_EXERCISE DETAILS_
Present each line of the entries below that holds the word "area".

_DATA IN THIS EXERCISE_
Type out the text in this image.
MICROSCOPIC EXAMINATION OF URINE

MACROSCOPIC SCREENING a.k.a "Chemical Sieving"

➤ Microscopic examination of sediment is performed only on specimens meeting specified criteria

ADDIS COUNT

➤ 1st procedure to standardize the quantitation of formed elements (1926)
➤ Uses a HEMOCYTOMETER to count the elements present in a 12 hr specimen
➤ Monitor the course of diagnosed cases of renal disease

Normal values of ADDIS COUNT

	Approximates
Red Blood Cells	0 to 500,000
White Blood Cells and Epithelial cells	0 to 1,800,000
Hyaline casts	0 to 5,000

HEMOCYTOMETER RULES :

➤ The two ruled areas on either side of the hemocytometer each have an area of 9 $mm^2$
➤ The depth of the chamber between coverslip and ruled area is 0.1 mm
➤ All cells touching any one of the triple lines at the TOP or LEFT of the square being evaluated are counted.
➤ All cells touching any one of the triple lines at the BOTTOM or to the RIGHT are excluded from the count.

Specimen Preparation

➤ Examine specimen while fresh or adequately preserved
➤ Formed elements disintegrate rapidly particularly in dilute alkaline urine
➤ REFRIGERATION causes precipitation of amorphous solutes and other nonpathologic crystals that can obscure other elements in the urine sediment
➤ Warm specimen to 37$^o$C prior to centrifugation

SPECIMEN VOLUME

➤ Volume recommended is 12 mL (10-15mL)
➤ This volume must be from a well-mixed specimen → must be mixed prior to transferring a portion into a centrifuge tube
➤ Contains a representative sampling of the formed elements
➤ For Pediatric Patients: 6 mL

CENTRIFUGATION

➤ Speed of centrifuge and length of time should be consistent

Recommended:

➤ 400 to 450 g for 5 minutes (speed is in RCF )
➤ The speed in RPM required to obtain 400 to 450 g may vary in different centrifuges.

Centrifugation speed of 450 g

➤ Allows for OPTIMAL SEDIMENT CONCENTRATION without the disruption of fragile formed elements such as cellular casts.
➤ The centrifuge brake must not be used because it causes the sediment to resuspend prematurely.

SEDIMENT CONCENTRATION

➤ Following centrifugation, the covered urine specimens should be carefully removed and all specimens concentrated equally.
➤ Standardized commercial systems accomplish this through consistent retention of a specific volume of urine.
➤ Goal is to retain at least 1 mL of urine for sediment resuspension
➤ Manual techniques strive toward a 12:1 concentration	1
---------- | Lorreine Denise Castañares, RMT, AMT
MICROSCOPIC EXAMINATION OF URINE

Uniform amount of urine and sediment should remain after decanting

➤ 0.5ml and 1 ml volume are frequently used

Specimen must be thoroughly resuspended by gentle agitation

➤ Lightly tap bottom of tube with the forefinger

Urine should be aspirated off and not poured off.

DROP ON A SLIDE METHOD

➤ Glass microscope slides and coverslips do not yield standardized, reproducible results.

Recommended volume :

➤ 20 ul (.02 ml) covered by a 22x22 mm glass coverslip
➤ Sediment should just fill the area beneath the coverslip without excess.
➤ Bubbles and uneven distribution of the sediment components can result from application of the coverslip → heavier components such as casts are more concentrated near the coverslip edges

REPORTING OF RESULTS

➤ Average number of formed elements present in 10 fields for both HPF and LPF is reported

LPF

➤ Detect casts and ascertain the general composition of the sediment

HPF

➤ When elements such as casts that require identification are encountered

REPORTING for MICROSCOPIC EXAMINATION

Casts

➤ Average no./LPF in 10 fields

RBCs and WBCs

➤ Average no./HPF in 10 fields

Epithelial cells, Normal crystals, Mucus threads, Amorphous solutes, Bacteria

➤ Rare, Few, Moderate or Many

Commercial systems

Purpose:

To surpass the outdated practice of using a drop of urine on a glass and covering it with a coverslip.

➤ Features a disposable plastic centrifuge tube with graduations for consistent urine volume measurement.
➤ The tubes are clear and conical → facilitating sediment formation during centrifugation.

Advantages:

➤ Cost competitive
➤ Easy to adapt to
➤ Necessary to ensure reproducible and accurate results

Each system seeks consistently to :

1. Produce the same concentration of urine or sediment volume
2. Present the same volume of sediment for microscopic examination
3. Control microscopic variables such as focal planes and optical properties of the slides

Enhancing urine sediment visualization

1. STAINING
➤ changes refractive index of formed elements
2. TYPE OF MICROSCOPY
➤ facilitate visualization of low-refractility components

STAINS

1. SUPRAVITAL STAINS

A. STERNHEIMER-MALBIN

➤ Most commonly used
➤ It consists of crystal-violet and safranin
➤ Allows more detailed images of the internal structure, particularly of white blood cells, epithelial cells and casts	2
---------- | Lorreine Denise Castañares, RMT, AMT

_RESPONSE TO THIS EXERCISE_
➤ The two ruled areas on either side of the hemocytometer each have an area of 9 $mm^2$
➤ The depth of the chamber between coverslip and ruled area is 0.1 mm
➤ Sediment should just fill the area beneath the coverslip without excess.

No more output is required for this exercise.